::: LISTING

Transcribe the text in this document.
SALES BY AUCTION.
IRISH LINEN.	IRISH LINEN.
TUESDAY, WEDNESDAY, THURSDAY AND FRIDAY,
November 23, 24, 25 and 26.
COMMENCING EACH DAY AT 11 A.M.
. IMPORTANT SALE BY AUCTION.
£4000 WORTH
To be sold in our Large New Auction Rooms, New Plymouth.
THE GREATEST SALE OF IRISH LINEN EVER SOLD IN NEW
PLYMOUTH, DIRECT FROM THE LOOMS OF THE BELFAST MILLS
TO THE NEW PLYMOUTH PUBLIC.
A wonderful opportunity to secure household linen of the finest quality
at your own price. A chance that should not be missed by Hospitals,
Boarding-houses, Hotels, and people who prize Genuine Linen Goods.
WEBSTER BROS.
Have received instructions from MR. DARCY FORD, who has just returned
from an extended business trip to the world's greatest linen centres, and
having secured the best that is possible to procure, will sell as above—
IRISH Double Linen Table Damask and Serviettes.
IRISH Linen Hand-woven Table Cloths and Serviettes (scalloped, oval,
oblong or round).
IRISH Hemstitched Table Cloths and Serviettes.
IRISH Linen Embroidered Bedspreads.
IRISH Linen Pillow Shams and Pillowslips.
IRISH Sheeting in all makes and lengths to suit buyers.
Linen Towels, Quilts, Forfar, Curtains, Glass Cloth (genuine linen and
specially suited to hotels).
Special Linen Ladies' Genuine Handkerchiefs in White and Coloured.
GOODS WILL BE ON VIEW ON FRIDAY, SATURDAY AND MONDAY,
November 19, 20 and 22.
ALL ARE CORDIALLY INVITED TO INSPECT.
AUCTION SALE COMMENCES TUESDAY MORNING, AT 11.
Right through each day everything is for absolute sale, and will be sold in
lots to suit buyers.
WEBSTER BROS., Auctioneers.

::::::

▶ **EXERCISE INSTRUCTIONS**: From the listing above, extract every line exactly as it stands.

▶ **TASK OUTPUT**:
Transcribe the text in this document.
SALES BY AUCTION.
IRISH LINEN.	IRISH LINEN.
TUESDAY, WEDNESDAY, THURSDAY AND FRIDAY,
November 23, 24, 25 and 26.
COMMENCING EACH DAY AT 11 A.M.
. IMPORTANT SALE BY AUCTION.
£4000 WORTH
To be sold in our Large New Auction Rooms, New Plymouth.
THE GREATEST SALE OF IRISH LINEN EVER SOLD IN NEW
PLYMOUTH, DIRECT FROM THE LOOMS OF THE BELFAST MILLS
TO THE NEW PLYMOUTH PUBLIC.
A wonderful opportunity to secure household linen of the finest quality
at your own price. A chance that should not be missed by Hospitals,
Boarding-houses, Hotels, and people who prize Genuine Linen Goods.
WEBSTER BROS.
Have received instructions from MR. DARCY FORD, who has just returned
from an extended business trip to the world's greatest linen centres, and
having secured the best that is possible to procure, will sell as above—
IRISH Double Linen Table Damask and Serviettes.
IRISH Linen Hand-woven Table Cloths and Serviettes (scalloped, oval,
oblong or round).
IRISH Hemstitched Table Cloths and Serviettes.
IRISH Linen Embroidered Bedspreads.
IRISH Linen Pillow Shams and Pillowslips.
IRISH Sheeting in all makes and lengths to suit buyers.
Linen Towels, Quilts, Forfar, Curtains, Glass Cloth (genuine linen and
specially suited to hotels).
Special Linen Ladies' Genuine Handkerchiefs in White and Coloured.
GOODS WILL BE ON VIEW ON FRIDAY, SATURDAY AND MONDAY,
November 19, 20 and 22.
ALL ARE CORDIALLY INVITED TO INSPECT.
AUCTION SALE COMMENCES TUESDAY MORNING, AT 11.
Right through each day everything is for absolute sale, and will be sold in
lots to suit buyers.
WEBSTER BROS., Auctioneers.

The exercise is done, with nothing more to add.